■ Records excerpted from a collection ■
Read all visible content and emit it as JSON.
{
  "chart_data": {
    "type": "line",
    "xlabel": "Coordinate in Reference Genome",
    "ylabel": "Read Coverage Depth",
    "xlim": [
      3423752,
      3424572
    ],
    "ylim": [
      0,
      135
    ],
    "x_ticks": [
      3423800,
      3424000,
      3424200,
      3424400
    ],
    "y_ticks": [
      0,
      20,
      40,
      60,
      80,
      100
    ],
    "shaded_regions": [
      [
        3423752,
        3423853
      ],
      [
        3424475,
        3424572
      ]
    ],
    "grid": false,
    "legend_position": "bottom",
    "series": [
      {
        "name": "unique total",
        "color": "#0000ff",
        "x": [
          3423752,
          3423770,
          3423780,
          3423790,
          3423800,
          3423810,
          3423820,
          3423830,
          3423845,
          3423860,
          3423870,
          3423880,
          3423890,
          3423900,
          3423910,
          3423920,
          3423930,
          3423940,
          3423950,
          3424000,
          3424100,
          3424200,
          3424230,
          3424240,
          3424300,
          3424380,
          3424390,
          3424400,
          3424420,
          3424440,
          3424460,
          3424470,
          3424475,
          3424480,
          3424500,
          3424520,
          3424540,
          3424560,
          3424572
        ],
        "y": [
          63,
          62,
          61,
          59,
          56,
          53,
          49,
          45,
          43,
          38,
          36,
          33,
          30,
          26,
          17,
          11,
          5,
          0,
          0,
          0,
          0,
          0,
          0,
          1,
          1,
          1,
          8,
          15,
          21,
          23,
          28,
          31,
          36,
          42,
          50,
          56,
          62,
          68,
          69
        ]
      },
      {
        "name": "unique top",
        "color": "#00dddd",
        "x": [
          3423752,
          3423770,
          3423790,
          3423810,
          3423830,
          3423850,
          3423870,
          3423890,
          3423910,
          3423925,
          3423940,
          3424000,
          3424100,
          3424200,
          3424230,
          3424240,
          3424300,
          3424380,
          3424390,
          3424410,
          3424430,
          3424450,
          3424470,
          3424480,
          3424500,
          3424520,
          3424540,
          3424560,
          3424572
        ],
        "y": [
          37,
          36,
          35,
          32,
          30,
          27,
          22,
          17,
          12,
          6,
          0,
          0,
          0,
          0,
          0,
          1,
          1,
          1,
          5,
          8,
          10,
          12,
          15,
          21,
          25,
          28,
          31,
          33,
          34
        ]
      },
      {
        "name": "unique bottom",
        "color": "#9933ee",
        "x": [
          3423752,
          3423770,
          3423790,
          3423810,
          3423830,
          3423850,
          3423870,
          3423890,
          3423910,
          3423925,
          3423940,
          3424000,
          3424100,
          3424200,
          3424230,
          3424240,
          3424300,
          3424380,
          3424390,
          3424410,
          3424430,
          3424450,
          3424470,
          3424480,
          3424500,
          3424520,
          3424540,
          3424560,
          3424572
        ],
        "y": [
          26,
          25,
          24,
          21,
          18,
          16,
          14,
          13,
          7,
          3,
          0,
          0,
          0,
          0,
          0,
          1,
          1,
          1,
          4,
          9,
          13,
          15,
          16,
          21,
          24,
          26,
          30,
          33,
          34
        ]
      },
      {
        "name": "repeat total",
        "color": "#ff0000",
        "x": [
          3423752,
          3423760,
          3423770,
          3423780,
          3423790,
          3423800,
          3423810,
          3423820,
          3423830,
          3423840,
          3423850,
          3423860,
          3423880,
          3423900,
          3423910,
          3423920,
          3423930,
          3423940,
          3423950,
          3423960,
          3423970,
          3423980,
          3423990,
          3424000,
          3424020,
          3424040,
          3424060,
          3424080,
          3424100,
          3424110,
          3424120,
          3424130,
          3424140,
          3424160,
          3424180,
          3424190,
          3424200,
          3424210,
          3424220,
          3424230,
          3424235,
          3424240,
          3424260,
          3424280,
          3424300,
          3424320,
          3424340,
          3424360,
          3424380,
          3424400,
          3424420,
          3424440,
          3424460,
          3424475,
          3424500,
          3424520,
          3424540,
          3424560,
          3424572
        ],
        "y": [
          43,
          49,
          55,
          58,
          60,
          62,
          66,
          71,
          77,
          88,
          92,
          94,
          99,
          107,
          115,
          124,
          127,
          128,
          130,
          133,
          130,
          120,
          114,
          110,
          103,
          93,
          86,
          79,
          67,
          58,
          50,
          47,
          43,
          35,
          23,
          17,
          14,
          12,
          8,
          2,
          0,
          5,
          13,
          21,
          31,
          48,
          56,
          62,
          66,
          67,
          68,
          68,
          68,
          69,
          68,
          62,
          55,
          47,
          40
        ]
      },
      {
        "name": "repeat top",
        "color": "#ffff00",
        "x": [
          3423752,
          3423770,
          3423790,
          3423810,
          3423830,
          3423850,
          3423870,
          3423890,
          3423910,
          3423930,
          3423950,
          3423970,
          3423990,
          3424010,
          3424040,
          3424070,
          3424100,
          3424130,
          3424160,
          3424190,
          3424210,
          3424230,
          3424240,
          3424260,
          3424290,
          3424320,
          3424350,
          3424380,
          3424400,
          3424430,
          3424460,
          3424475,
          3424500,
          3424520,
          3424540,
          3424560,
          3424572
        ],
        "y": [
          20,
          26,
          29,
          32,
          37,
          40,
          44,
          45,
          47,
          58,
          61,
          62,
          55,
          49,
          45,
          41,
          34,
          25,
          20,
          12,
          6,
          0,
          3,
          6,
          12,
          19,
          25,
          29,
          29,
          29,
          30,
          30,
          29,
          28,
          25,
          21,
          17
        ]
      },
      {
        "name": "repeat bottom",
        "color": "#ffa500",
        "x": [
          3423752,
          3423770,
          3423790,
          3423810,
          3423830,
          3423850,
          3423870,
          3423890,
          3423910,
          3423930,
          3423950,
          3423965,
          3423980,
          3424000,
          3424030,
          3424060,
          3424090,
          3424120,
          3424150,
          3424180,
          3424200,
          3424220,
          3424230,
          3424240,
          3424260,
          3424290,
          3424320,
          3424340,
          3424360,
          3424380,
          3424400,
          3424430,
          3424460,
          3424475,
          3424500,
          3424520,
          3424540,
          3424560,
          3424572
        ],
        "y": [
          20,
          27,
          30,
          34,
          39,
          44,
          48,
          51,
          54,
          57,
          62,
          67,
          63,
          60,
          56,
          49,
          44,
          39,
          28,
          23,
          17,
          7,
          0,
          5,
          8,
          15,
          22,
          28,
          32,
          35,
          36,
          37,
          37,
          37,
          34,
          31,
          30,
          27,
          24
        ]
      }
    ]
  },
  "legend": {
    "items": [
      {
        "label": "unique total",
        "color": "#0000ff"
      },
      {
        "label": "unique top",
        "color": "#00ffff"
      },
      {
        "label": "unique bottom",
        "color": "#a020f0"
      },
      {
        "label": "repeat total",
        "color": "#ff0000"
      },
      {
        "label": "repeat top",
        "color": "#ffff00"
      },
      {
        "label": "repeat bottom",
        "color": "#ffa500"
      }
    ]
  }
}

■ Problem statement ■
What lines above contain the word "bottom"? Return each such line.

■ Exercise output ■
    "legend_position": "bottom",
        "name": "unique bottom",
        "name": "repeat bottom",
        "label": "unique bottom",
        "label": "repeat bottom",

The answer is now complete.